◆ TASK INSTRUCTIONS: Copy out every line of the records where the string "content" occurs.

◆ STORED ROWS:

=-=-=

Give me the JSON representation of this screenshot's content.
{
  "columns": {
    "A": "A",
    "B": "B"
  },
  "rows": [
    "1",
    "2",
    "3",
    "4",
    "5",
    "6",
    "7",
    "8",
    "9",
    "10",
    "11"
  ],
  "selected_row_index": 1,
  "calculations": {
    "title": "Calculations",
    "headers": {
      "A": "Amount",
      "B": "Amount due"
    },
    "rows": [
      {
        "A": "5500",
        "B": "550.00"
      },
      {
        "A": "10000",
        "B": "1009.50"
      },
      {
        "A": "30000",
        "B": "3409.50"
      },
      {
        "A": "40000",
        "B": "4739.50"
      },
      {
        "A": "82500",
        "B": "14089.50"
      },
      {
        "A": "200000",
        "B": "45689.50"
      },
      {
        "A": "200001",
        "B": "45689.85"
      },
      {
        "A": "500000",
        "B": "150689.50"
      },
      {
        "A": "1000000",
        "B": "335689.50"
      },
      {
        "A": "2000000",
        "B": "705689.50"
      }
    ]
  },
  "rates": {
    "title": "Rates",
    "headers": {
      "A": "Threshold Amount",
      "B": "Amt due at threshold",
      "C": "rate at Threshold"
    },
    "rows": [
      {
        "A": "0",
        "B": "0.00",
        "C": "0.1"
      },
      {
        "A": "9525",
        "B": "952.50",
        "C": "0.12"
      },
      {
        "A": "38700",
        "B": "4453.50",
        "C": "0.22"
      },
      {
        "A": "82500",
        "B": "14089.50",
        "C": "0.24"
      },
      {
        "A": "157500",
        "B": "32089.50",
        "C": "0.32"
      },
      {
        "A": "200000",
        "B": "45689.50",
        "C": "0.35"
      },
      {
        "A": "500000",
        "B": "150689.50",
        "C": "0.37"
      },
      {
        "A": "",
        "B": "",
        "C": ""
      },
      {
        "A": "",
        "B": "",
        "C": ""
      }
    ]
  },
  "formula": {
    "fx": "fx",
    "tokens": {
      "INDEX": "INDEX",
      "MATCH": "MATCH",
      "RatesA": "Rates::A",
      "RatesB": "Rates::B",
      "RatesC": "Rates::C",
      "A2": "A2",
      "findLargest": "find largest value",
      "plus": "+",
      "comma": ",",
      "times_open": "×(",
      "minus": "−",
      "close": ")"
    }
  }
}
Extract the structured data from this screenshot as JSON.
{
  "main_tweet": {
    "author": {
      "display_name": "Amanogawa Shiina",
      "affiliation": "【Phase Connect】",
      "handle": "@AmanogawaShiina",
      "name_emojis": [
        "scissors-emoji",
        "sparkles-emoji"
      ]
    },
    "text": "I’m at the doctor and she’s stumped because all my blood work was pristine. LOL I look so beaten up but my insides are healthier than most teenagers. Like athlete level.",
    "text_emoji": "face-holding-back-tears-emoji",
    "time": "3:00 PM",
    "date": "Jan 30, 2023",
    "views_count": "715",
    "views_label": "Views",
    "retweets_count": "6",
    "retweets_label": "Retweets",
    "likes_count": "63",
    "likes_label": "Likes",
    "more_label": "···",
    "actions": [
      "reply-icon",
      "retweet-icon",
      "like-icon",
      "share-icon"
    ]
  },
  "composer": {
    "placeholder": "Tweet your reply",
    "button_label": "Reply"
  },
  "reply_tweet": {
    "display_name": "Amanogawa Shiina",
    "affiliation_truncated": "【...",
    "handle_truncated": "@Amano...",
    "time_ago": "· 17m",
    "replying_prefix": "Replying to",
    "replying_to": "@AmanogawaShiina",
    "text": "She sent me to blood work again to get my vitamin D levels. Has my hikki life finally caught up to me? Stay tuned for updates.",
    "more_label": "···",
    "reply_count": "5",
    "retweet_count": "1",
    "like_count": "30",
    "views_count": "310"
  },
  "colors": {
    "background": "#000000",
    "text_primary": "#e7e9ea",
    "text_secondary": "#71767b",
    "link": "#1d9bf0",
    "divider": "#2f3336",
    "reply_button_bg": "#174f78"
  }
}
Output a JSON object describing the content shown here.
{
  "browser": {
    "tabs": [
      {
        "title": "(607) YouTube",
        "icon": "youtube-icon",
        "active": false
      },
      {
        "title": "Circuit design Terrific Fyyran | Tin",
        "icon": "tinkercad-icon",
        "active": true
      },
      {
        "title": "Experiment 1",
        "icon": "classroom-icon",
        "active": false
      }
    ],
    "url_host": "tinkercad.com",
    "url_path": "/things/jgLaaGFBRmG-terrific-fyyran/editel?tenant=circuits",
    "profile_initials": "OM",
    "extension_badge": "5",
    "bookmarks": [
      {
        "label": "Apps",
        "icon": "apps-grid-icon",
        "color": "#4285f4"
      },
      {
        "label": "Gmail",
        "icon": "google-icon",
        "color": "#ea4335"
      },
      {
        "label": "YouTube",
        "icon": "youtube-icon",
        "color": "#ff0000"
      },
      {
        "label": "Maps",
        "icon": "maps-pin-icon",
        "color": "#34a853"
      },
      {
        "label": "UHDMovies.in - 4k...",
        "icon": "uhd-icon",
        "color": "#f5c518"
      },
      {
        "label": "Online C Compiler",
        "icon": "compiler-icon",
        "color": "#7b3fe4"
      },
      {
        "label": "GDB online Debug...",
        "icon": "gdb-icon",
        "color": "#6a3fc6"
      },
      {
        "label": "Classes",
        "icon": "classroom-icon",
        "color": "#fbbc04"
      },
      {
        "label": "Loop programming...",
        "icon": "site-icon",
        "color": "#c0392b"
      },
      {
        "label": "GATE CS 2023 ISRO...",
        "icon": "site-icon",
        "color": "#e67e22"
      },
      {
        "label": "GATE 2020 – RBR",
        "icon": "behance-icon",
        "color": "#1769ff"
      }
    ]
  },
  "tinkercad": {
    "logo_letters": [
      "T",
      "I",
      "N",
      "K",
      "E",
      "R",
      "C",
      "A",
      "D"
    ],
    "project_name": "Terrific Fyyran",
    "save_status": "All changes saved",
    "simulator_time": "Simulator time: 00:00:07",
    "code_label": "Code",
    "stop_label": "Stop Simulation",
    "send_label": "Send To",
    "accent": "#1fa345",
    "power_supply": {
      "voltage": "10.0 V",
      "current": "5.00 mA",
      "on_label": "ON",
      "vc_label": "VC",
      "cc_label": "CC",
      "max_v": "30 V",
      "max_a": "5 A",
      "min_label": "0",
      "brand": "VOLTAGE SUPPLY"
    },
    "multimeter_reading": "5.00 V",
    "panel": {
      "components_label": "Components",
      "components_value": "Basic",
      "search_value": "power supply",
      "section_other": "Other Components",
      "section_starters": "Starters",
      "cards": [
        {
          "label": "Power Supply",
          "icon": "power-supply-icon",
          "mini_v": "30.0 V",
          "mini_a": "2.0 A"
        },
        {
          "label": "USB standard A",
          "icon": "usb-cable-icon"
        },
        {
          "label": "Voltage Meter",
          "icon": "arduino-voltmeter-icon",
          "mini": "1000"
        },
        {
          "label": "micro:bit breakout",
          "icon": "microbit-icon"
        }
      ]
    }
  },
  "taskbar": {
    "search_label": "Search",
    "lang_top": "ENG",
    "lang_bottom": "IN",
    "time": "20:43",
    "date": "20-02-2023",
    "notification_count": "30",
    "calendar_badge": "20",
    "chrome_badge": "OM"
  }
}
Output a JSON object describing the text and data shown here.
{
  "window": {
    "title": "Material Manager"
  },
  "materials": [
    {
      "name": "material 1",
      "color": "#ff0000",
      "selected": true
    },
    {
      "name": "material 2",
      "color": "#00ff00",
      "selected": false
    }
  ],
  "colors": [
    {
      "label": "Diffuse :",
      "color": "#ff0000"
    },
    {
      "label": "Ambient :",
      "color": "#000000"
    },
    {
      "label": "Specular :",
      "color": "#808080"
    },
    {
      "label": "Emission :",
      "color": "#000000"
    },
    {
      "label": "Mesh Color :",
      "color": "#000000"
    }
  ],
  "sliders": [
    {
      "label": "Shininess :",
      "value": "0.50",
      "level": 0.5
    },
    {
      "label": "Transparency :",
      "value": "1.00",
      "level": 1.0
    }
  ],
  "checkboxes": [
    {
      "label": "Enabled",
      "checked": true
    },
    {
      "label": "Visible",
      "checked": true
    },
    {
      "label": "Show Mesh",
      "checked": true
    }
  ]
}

=-=-=

◆ CORRECT OUTPUT:
Give me the JSON representation of this screenshot's content.
Output a JSON object describing the content shown here.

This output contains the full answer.